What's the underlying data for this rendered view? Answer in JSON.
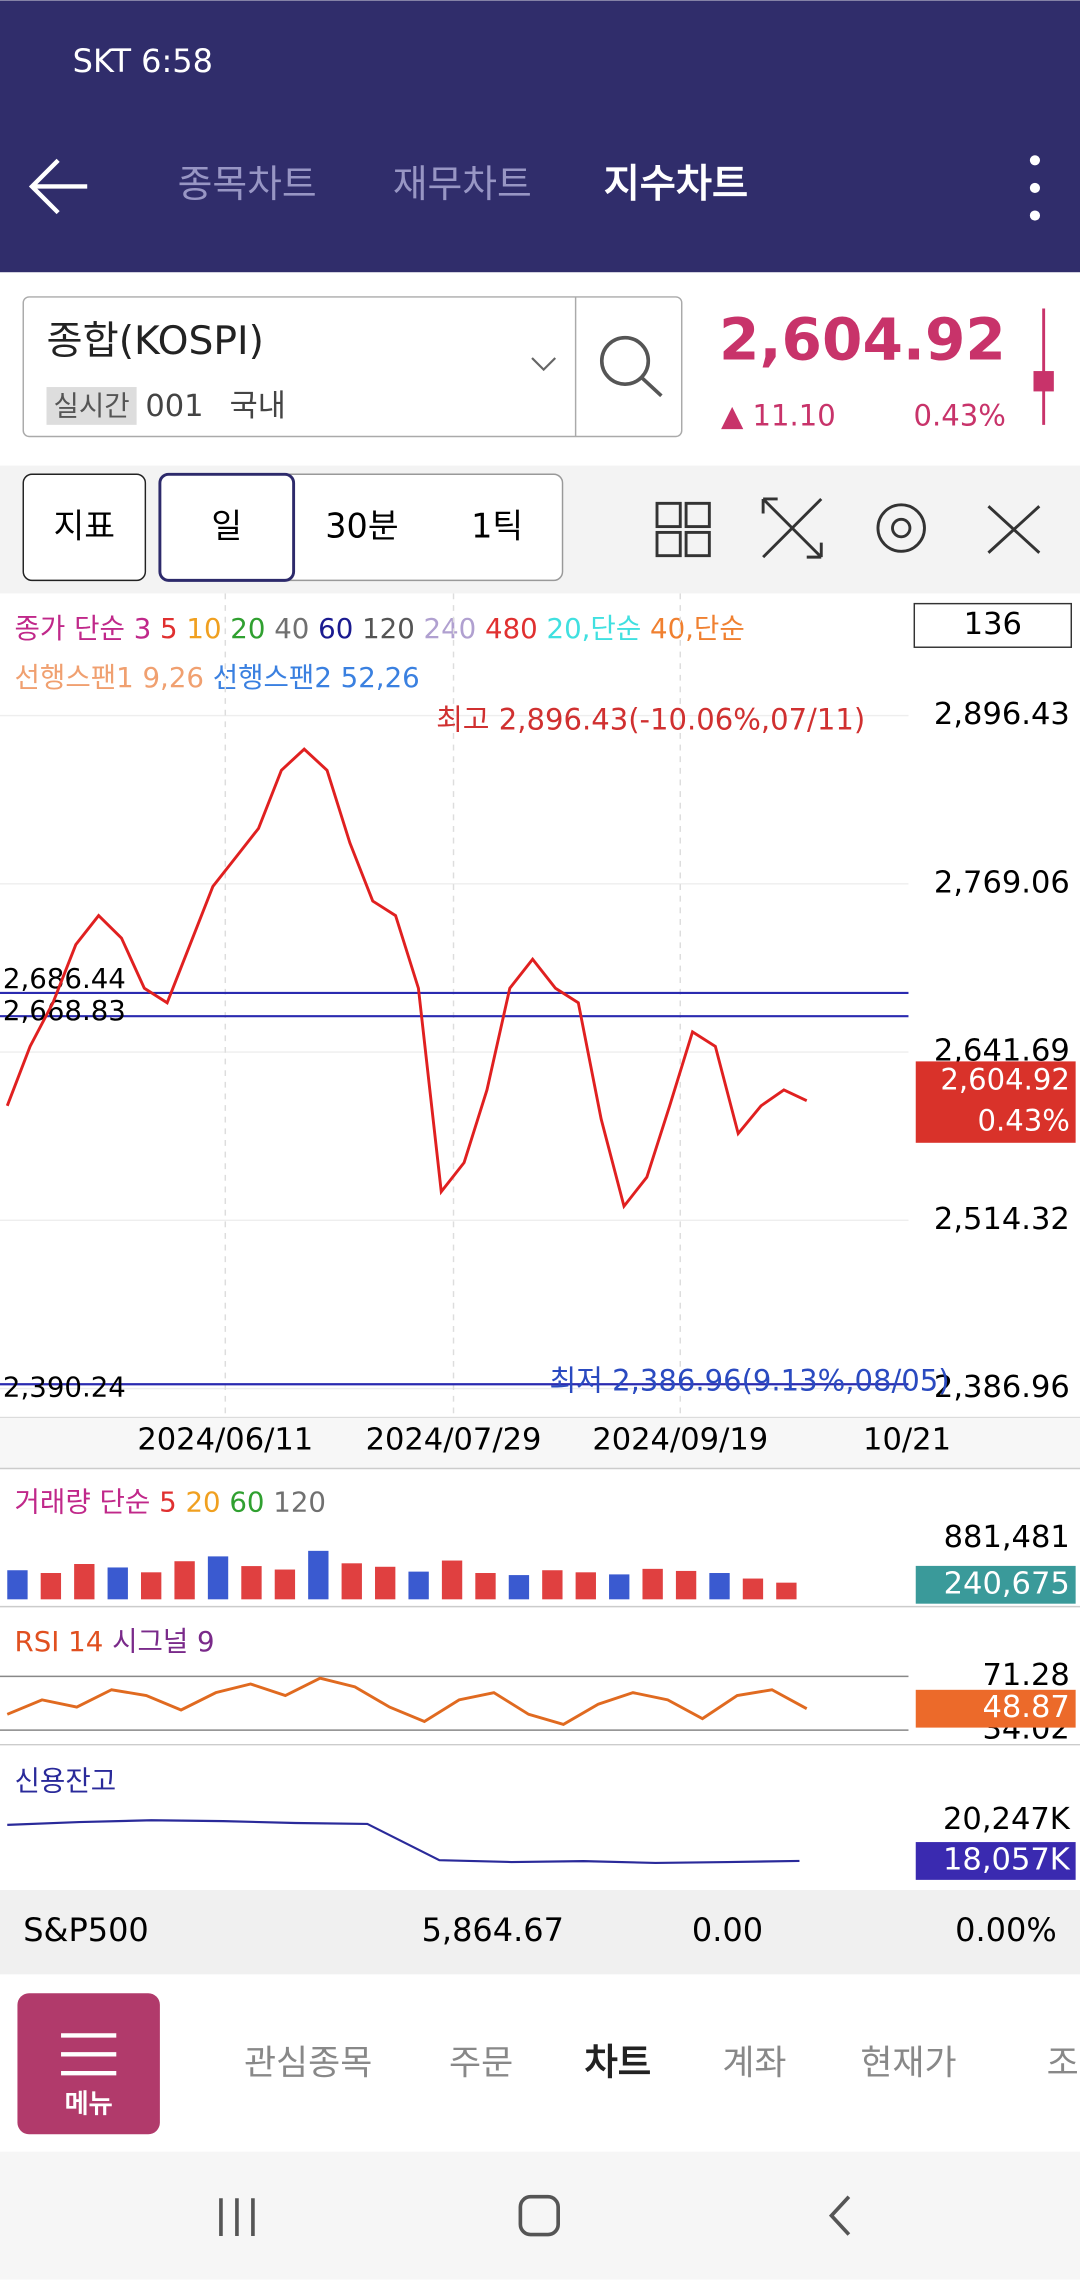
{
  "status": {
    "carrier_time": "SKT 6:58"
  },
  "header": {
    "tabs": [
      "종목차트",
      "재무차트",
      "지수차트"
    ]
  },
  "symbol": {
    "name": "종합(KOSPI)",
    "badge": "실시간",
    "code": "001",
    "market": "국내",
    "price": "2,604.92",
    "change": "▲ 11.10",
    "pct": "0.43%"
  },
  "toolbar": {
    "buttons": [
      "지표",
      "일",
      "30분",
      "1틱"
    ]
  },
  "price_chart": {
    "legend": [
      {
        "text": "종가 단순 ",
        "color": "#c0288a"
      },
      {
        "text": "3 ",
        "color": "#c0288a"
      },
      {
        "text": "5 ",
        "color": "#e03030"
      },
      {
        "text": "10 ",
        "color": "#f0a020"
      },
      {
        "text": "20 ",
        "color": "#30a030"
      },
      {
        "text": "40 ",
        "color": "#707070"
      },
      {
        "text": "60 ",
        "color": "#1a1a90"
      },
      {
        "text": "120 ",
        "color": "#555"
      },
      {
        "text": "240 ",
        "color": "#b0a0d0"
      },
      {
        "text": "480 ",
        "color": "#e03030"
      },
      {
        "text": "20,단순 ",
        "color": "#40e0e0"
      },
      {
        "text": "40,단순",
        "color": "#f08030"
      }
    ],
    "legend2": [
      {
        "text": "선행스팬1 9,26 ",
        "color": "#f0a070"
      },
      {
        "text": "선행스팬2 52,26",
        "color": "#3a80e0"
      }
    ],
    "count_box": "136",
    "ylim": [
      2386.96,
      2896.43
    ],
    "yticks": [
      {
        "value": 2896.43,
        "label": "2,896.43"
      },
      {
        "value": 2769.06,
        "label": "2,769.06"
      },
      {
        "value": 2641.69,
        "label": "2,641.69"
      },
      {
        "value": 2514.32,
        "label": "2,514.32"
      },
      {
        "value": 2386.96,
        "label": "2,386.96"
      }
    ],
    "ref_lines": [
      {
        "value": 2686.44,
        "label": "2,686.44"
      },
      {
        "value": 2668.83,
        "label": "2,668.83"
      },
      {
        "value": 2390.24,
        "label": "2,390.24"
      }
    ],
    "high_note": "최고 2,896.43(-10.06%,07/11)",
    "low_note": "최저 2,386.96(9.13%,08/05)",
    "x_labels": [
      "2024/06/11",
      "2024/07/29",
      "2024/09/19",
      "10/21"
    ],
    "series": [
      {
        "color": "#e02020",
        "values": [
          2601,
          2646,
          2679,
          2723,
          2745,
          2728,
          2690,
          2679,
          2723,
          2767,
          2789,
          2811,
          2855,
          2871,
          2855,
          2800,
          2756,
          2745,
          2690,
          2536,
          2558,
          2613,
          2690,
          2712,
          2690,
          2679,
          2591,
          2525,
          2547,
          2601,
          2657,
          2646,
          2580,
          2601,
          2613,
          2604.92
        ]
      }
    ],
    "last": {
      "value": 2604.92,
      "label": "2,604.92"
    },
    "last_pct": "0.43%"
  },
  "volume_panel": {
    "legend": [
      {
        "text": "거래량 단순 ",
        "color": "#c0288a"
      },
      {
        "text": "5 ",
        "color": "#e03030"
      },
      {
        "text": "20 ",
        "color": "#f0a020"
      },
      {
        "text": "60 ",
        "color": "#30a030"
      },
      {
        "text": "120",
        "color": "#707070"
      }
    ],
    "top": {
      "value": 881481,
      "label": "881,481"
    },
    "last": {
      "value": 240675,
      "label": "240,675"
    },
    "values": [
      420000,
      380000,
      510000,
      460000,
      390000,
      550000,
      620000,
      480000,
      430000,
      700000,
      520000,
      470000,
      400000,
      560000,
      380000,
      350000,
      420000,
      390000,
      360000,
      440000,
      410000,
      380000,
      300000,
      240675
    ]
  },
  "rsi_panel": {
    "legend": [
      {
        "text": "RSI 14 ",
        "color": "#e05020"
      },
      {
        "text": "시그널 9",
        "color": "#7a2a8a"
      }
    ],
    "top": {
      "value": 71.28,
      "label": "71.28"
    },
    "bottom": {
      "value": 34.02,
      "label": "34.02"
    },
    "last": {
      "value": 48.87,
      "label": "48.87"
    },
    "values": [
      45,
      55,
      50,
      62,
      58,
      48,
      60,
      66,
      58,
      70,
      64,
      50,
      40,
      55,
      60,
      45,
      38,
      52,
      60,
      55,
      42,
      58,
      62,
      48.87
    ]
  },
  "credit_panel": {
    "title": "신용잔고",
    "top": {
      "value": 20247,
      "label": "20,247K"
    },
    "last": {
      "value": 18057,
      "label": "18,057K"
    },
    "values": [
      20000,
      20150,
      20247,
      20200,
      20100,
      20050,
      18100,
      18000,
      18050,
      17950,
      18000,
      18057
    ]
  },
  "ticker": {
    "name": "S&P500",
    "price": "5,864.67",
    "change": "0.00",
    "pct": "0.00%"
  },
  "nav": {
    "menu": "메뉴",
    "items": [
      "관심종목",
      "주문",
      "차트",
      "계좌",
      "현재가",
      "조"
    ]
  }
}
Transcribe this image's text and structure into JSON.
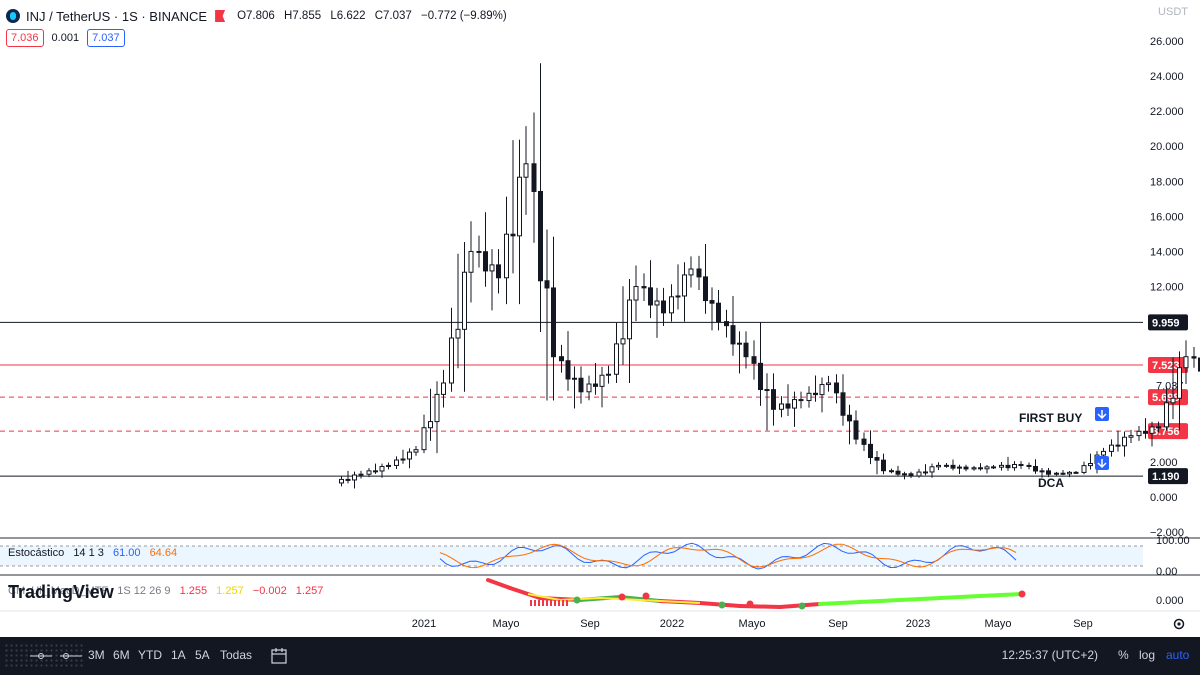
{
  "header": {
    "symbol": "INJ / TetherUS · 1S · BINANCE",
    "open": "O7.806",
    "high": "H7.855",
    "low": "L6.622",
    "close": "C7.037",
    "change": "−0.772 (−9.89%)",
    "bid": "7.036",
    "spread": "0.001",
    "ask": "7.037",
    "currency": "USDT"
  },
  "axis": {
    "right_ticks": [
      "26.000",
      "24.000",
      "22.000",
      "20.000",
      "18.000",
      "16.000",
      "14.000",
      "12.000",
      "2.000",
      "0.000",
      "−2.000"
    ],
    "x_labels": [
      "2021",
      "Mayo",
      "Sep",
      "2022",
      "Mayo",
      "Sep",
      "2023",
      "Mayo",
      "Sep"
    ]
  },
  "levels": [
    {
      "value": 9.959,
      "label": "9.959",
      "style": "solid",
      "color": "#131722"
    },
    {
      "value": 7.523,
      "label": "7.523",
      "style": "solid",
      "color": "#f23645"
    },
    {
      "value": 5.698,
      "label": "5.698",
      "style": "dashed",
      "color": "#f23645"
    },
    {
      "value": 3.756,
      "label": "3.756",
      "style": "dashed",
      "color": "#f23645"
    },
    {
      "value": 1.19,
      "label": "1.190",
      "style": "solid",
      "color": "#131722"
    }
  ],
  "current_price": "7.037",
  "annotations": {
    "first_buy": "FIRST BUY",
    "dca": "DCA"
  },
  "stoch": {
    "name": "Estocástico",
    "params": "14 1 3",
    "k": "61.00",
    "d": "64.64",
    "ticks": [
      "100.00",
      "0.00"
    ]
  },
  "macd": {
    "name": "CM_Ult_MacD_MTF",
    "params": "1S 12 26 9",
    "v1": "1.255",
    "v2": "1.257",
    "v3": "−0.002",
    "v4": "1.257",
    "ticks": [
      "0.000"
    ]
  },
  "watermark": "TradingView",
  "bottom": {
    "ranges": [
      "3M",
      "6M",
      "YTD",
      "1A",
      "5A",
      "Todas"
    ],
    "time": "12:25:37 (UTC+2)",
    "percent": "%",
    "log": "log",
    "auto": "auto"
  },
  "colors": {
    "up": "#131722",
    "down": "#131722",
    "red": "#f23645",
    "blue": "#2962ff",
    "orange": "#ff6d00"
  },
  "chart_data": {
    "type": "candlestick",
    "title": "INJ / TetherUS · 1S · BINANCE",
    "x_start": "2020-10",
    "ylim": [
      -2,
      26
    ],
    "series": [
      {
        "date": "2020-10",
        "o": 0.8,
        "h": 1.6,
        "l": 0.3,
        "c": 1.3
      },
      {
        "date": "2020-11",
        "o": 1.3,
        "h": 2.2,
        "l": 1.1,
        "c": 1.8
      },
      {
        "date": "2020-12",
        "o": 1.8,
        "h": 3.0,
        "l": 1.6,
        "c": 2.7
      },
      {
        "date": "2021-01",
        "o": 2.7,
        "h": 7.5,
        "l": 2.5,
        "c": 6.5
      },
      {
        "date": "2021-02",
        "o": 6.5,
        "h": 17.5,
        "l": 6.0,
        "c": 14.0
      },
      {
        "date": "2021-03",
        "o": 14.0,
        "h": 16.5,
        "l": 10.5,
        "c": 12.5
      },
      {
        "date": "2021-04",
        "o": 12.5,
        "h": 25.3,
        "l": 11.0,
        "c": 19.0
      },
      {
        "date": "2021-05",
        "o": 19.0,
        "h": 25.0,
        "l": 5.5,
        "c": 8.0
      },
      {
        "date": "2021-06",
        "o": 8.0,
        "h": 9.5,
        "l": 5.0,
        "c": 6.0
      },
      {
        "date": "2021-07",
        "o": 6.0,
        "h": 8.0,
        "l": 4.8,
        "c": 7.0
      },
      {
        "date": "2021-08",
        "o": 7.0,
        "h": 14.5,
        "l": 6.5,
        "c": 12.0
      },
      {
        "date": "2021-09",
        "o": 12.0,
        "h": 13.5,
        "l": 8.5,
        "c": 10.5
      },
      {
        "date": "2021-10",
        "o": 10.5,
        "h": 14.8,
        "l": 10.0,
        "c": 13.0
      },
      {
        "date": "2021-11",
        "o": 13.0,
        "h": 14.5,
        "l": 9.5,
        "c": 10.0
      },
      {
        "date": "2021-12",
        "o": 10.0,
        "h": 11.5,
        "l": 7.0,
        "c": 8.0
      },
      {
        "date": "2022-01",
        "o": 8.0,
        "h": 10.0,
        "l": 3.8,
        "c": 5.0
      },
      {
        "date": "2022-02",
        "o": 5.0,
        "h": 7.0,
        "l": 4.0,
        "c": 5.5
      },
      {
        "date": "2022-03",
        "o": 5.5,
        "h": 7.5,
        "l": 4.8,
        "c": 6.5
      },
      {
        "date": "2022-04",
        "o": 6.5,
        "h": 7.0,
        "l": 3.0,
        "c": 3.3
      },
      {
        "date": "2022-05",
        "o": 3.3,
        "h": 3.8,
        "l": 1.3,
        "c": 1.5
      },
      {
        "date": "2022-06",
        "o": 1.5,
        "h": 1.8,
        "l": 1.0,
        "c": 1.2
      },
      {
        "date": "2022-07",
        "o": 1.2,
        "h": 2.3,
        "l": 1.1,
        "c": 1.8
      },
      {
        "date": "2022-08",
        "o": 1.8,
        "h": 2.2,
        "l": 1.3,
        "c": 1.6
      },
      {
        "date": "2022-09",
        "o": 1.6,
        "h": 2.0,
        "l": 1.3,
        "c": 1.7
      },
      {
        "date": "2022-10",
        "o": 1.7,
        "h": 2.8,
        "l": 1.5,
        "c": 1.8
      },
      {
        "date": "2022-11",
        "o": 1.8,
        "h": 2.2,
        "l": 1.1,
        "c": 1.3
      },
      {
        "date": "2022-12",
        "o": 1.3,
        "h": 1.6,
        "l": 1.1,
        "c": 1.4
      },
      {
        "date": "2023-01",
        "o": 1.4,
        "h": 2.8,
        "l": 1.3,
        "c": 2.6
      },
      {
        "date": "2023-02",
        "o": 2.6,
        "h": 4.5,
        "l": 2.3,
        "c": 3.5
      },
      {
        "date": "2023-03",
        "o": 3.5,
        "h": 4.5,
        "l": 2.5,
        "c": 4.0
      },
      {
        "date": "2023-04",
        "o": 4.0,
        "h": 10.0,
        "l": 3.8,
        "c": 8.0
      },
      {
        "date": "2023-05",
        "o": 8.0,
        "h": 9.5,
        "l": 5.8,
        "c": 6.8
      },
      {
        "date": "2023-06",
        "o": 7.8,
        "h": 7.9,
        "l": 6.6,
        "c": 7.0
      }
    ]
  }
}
::::
» WORK REQUIRED
Write down only the number of lines that contain the string "JSON" in the listing.

» SOLUTION
2